» **Requirements**
Give only the number of lines that hold the word "title".

* start Input rows *

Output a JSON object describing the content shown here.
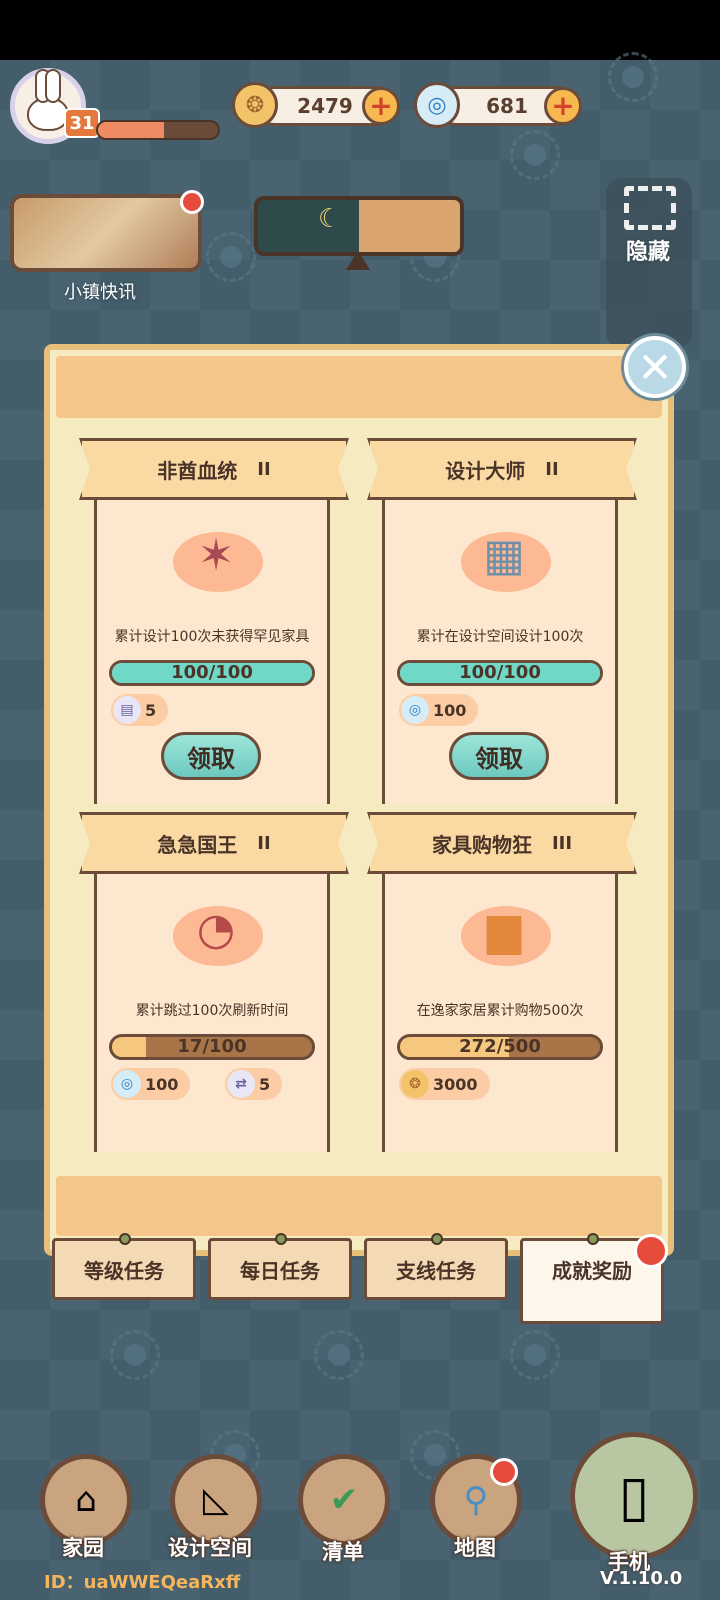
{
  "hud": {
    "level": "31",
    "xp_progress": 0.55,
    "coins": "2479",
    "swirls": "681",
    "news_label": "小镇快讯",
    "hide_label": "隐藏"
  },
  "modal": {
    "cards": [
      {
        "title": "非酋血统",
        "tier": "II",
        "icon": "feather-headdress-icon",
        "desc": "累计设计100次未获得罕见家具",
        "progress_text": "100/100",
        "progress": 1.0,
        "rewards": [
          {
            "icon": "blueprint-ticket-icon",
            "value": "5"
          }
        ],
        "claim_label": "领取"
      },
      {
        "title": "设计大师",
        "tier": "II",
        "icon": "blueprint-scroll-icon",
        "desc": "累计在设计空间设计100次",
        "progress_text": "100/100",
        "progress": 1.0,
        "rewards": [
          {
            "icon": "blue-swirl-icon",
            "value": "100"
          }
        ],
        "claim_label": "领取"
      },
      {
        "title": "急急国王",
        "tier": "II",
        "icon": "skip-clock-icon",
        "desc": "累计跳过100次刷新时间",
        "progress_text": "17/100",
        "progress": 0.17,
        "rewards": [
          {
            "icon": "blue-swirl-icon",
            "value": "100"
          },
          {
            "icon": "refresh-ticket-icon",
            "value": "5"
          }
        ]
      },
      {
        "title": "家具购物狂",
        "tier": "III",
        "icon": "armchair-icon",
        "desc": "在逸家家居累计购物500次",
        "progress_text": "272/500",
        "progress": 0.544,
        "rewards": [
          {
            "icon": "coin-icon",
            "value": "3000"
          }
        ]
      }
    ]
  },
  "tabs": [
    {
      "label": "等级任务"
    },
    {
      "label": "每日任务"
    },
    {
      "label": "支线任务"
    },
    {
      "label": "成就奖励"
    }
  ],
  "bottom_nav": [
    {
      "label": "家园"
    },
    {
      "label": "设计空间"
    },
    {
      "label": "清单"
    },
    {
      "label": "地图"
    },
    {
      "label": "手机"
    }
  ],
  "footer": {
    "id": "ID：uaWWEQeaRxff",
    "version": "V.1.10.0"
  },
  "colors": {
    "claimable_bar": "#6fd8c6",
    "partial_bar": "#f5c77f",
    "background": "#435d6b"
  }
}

* end Input rows *

» **The completed task**
4